═══ Task inputs ═══
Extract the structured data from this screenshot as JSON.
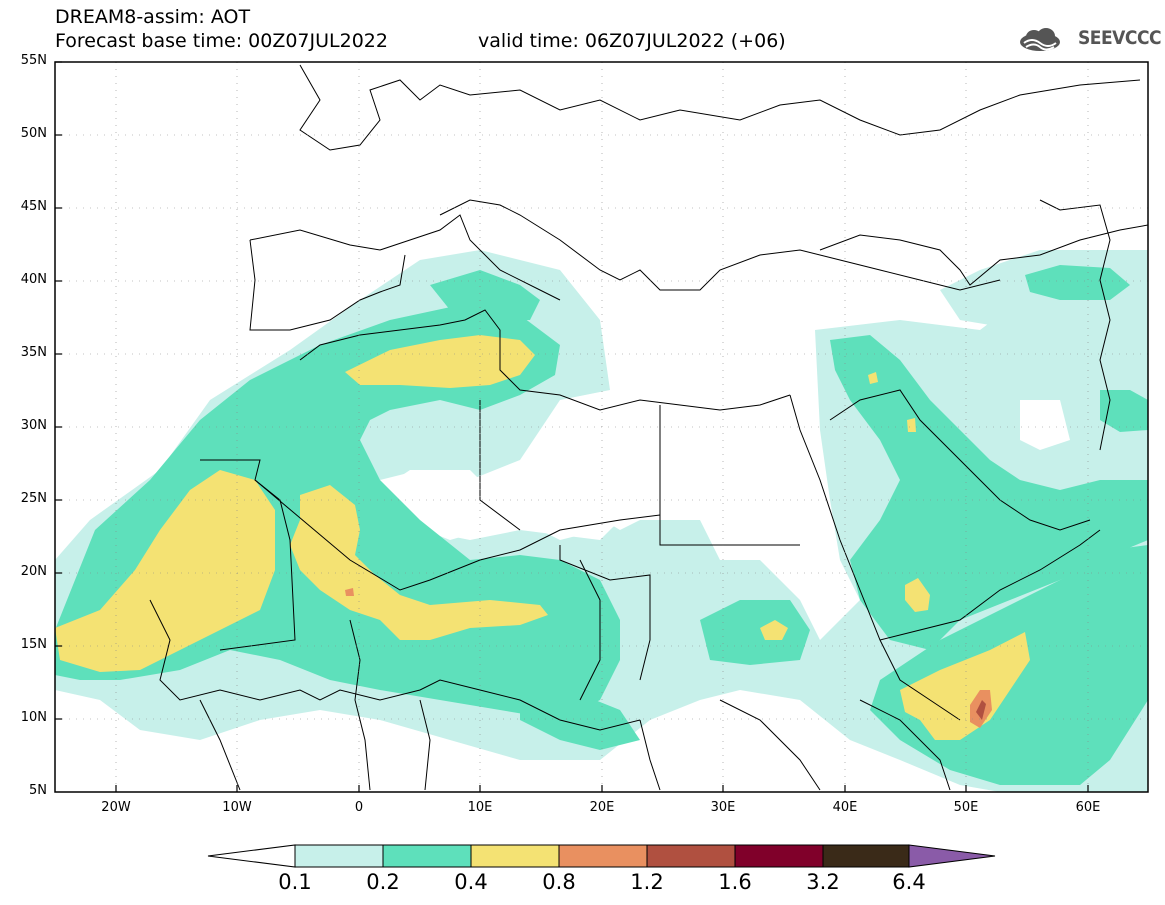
{
  "header": {
    "line1": "DREAM8-assim: AOT",
    "line2": "Forecast base time: 00Z07JUL2022",
    "line3": "valid time: 06Z07JUL2022 (+06)",
    "logo_text": "SEEVCCC"
  },
  "map": {
    "variable": "AOT",
    "lat_labels": [
      "55N",
      "50N",
      "45N",
      "40N",
      "35N",
      "30N",
      "25N",
      "20N",
      "15N",
      "10N",
      "5N"
    ],
    "lon_labels": [
      "20W",
      "10W",
      "0",
      "10E",
      "20E",
      "30E",
      "40E",
      "50E",
      "60E"
    ],
    "lat_range": [
      5,
      55
    ],
    "lon_range": [
      -25,
      65
    ],
    "grid": true
  },
  "colorbar": {
    "levels": [
      "0.1",
      "0.2",
      "0.4",
      "0.8",
      "1.2",
      "1.6",
      "3.2",
      "6.4"
    ],
    "colors": [
      "#ffffff",
      "#c7f0ea",
      "#5ee0bb",
      "#f4e273",
      "#e99060",
      "#b05040",
      "#80002a",
      "#3a2a18",
      "#8a5ba8"
    ]
  }
}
═══
Leave out the pictures and transcribe everything else exactly.

Extract the structured data from this screenshot as JSON.
{
  "header": {
    "line1": "DREAM8-assim: AOT",
    "line2": "Forecast base time: 00Z07JUL2022",
    "line3": "valid time: 06Z07JUL2022 (+06)",
    "logo_text": "SEEVCCC"
  },
  "map": {
    "variable": "AOT",
    "lat_labels": [
      "55N",
      "50N",
      "45N",
      "40N",
      "35N",
      "30N",
      "25N",
      "20N",
      "15N",
      "10N",
      "5N"
    ],
    "lon_labels": [
      "20W",
      "10W",
      "0",
      "10E",
      "20E",
      "30E",
      "40E",
      "50E",
      "60E"
    ],
    "lat_range": [
      5,
      55
    ],
    "lon_range": [
      -25,
      65
    ],
    "grid": true
  },
  "colorbar": {
    "levels": [
      "0.1",
      "0.2",
      "0.4",
      "0.8",
      "1.2",
      "1.6",
      "3.2",
      "6.4"
    ],
    "colors": [
      "#ffffff",
      "#c7f0ea",
      "#5ee0bb",
      "#f4e273",
      "#e99060",
      "#b05040",
      "#80002a",
      "#3a2a18",
      "#8a5ba8"
    ]
  }
}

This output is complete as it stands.